Stored items:
◆ ◆ ◆

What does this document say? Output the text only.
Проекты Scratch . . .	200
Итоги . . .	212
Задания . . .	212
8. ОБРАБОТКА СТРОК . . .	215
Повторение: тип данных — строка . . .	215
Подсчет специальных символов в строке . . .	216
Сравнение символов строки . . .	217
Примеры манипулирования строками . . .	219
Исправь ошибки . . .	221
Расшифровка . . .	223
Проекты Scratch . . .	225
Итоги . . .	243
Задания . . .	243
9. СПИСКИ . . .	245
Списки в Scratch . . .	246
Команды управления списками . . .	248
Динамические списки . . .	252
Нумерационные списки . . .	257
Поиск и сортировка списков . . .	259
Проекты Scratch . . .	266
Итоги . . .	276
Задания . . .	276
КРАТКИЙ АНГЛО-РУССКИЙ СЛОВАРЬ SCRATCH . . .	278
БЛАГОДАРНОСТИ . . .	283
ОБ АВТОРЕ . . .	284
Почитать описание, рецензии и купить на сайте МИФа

◆ ◆ ◆

### DIRECTION
All of the data above should be transcribed exactly.

### OUTPUT OF THE TASK
What does this document say? Output the text only.
Проекты Scratch . . .	200
Итоги . . .	212
Задания . . .	212
8. ОБРАБОТКА СТРОК . . .	215
Повторение: тип данных — строка . . .	215
Подсчет специальных символов в строке . . .	216
Сравнение символов строки . . .	217
Примеры манипулирования строками . . .	219
Исправь ошибки . . .	221
Расшифровка . . .	223
Проекты Scratch . . .	225
Итоги . . .	243
Задания . . .	243
9. СПИСКИ . . .	245
Списки в Scratch . . .	246
Команды управления списками . . .	248
Динамические списки . . .	252
Нумерационные списки . . .	257
Поиск и сортировка списков . . .	259
Проекты Scratch . . .	266
Итоги . . .	276
Задания . . .	276
КРАТКИЙ АНГЛО-РУССКИЙ СЛОВАРЬ SCRATCH . . .	278
БЛАГОДАРНОСТИ . . .	283
ОБ АВТОРЕ . . .	284
Почитать описание, рецензии и купить на сайте МИФа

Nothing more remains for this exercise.